-- Start MATERIAL --

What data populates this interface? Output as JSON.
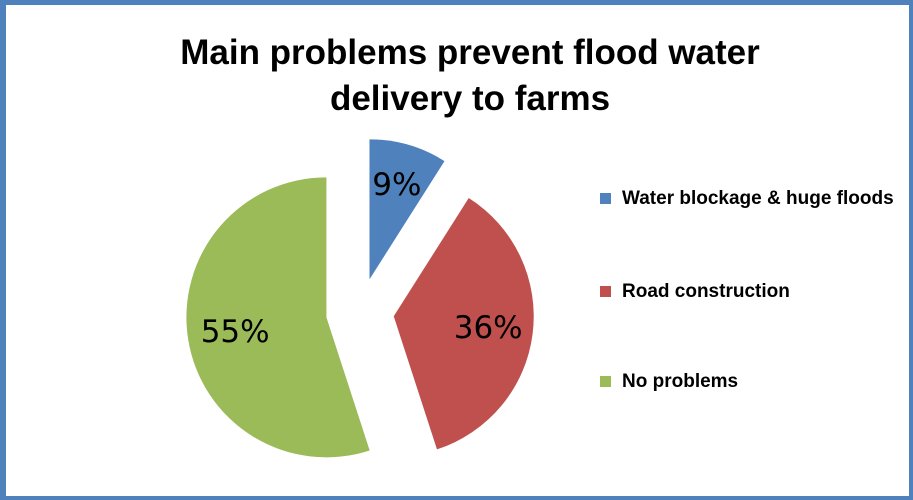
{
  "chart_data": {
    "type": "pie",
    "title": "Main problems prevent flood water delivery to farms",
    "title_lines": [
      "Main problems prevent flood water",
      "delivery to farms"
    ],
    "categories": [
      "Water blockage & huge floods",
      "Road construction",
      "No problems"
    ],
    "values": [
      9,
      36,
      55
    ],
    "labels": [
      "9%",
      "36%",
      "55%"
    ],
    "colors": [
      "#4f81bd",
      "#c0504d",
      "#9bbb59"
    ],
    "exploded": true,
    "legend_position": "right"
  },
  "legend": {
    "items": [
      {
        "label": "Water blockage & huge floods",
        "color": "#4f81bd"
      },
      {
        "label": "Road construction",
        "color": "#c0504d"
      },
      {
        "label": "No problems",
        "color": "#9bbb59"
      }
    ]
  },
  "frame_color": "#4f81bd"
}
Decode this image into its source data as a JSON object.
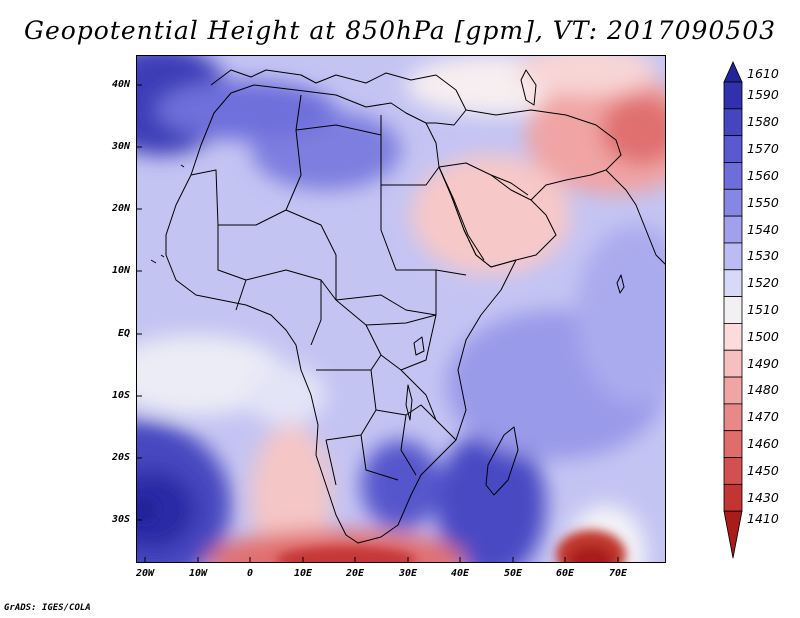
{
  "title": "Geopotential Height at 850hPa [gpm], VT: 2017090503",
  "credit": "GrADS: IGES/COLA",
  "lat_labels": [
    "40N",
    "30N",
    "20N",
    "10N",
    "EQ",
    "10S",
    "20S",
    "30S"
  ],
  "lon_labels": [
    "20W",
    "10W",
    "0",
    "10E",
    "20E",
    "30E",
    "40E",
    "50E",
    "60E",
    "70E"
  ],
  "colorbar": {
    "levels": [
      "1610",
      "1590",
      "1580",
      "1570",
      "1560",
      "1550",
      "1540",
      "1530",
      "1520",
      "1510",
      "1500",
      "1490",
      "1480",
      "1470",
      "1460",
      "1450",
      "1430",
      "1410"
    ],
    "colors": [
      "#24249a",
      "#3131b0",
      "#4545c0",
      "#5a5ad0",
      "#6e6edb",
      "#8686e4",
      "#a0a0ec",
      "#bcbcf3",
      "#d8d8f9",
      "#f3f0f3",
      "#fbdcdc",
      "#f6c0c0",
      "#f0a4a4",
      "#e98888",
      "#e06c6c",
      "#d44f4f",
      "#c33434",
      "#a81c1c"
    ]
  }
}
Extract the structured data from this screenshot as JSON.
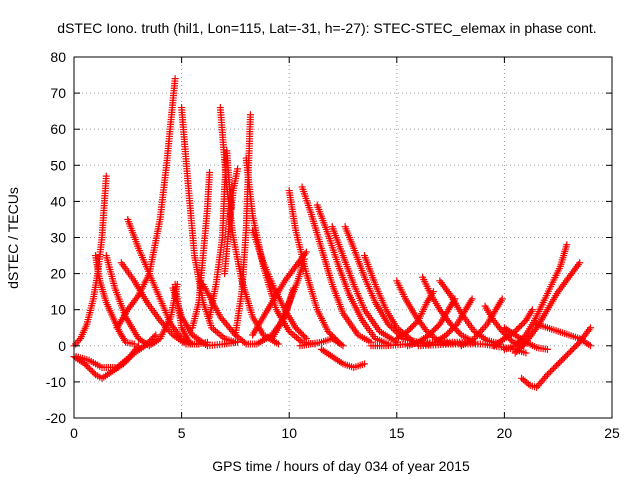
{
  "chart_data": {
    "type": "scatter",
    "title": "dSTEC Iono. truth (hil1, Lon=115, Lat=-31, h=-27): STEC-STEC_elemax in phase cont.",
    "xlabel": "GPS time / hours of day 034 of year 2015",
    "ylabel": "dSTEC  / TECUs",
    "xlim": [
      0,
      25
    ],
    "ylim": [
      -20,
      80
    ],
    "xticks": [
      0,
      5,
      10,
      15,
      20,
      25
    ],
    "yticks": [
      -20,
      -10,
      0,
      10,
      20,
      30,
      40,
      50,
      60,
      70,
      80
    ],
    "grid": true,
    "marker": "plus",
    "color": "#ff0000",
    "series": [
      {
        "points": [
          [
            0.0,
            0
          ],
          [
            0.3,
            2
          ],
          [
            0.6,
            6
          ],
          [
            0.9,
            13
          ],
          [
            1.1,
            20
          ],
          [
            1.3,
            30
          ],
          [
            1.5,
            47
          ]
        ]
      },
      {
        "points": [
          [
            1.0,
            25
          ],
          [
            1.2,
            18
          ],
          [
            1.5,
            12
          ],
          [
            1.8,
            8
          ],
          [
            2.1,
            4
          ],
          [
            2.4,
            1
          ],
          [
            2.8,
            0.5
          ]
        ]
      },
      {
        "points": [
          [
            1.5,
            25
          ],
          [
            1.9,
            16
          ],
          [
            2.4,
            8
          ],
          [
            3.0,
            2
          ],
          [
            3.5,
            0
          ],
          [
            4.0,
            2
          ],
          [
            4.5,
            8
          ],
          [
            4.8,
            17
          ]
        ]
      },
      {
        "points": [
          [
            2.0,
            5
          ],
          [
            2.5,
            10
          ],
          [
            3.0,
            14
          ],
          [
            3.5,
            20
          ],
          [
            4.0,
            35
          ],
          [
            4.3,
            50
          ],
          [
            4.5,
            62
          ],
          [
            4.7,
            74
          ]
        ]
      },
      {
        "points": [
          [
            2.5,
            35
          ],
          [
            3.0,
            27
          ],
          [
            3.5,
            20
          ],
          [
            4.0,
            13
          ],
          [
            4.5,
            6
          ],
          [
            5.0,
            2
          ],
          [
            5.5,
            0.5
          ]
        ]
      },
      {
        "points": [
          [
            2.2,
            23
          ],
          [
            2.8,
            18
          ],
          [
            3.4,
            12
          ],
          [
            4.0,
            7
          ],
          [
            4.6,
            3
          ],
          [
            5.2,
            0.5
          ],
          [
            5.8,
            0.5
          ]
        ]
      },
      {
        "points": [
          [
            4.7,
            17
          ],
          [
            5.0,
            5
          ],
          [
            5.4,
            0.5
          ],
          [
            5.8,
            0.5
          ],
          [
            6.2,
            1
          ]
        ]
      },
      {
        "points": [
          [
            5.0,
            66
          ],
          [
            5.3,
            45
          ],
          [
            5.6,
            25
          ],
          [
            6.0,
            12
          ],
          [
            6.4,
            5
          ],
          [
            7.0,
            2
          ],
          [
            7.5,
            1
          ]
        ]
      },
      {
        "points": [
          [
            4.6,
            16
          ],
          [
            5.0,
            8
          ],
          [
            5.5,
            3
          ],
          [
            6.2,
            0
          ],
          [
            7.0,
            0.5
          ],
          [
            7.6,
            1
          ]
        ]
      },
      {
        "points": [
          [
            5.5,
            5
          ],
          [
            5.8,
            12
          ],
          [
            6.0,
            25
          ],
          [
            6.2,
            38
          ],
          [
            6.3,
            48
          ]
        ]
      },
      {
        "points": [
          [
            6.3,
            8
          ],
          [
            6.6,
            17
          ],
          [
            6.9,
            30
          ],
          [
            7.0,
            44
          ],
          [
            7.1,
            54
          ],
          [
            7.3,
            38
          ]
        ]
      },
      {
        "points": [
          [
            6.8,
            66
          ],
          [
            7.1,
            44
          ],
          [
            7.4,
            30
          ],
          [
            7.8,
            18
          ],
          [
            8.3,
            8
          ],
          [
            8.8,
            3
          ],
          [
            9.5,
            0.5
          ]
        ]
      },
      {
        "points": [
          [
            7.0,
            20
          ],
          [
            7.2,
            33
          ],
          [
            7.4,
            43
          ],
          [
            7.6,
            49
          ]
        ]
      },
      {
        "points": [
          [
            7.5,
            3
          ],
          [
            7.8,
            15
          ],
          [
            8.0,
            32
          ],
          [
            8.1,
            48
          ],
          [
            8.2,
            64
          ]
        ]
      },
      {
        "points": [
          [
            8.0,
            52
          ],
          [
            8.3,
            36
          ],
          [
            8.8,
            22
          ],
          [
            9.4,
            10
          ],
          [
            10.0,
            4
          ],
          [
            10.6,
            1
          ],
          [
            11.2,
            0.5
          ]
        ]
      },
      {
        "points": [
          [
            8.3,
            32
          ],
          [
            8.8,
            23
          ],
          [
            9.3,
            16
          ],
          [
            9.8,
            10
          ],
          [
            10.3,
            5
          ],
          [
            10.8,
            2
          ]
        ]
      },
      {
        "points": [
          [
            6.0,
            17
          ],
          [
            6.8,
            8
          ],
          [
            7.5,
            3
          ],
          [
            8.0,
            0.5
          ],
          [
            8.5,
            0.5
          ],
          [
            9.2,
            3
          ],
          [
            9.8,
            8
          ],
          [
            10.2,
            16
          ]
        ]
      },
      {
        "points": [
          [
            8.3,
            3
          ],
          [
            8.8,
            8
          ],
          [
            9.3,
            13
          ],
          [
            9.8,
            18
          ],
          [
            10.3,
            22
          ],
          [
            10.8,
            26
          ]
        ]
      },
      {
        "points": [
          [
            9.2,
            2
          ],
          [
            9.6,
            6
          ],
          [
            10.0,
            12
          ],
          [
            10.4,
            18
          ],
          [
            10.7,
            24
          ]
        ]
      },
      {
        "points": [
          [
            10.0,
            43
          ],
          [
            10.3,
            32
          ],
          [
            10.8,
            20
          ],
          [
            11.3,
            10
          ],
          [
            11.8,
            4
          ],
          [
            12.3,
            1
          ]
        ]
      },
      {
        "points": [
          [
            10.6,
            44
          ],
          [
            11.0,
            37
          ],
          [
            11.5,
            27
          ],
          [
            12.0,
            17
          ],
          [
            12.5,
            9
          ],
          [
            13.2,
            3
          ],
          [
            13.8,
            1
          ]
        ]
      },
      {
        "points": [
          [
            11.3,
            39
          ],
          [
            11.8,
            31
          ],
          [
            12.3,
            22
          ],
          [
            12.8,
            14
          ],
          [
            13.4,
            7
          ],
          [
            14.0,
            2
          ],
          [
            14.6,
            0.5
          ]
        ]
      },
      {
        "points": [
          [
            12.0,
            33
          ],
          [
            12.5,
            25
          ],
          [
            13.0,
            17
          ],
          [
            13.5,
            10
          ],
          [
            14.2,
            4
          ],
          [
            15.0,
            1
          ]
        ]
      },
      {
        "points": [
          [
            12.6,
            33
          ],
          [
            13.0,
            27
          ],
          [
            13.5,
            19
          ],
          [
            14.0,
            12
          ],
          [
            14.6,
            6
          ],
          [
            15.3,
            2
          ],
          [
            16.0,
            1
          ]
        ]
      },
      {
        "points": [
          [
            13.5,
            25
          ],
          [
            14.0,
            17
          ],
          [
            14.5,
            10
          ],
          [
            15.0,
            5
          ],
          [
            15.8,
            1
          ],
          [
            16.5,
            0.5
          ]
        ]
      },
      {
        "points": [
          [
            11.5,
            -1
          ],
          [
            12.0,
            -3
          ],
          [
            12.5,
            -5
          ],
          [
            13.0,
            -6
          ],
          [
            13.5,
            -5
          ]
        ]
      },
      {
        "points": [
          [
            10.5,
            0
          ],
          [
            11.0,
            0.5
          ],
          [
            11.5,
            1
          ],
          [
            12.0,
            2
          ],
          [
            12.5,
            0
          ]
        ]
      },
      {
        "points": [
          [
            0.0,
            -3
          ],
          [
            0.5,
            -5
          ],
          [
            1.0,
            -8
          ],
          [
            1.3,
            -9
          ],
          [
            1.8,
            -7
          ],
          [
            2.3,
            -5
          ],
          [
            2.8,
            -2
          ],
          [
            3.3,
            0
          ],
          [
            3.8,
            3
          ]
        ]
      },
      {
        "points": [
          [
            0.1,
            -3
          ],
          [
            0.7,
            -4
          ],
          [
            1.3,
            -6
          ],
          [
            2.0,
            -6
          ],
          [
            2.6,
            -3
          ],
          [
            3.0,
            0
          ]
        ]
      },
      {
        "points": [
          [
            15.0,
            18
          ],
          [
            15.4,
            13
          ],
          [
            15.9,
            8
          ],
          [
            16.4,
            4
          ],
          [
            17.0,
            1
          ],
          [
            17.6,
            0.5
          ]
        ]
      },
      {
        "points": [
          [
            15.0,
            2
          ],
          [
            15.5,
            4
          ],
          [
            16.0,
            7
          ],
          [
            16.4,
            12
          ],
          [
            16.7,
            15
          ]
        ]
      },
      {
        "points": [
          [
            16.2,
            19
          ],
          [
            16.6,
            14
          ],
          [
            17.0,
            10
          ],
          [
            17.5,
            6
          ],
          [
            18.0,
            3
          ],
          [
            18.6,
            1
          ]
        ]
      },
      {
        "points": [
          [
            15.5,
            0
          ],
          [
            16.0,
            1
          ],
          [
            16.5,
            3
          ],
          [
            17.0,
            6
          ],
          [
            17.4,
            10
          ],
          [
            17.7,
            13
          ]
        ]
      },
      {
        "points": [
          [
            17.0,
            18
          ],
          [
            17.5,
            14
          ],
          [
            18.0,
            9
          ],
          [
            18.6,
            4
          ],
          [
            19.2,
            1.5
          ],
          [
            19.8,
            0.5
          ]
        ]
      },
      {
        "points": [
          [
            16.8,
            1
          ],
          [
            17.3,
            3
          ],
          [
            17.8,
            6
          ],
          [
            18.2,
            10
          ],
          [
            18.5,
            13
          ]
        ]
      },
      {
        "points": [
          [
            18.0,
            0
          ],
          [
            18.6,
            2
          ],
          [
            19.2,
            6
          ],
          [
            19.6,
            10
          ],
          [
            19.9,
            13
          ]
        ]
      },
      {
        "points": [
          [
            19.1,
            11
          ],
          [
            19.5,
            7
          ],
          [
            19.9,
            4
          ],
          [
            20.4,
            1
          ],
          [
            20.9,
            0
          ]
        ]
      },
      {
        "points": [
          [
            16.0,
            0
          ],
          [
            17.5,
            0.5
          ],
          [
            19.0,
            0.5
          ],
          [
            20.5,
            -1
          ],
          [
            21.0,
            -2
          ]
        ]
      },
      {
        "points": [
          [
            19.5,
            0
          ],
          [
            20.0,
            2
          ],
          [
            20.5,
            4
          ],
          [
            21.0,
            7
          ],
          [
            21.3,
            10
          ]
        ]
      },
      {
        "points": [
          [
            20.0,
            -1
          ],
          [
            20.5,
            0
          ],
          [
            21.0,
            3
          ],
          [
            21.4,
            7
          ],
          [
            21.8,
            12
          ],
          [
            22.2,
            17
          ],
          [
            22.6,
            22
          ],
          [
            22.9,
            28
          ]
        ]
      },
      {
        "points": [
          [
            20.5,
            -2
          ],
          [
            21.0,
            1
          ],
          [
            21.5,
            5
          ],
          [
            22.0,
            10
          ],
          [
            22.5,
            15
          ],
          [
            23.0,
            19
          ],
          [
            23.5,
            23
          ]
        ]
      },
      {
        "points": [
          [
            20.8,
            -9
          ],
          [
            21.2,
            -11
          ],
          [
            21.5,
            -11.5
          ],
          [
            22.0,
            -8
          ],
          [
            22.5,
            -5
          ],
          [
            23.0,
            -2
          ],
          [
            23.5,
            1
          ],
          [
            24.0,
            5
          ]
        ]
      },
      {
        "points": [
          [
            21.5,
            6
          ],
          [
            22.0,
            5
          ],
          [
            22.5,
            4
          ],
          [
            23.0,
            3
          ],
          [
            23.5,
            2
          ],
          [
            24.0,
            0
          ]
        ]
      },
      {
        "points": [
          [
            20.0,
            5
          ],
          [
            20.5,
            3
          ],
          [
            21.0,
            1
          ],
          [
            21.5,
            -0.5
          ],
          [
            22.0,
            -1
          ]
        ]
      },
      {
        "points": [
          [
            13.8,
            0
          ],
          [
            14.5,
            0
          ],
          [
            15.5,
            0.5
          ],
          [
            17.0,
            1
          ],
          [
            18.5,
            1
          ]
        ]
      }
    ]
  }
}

-- End MATERIAL --

> **WORK REQUIRED**
Check each line above for the string "construction", then copy the ones that have it.

> **RESULT FOR THIS EXERCISE**
      "Road construction",
        "label": "Road construction",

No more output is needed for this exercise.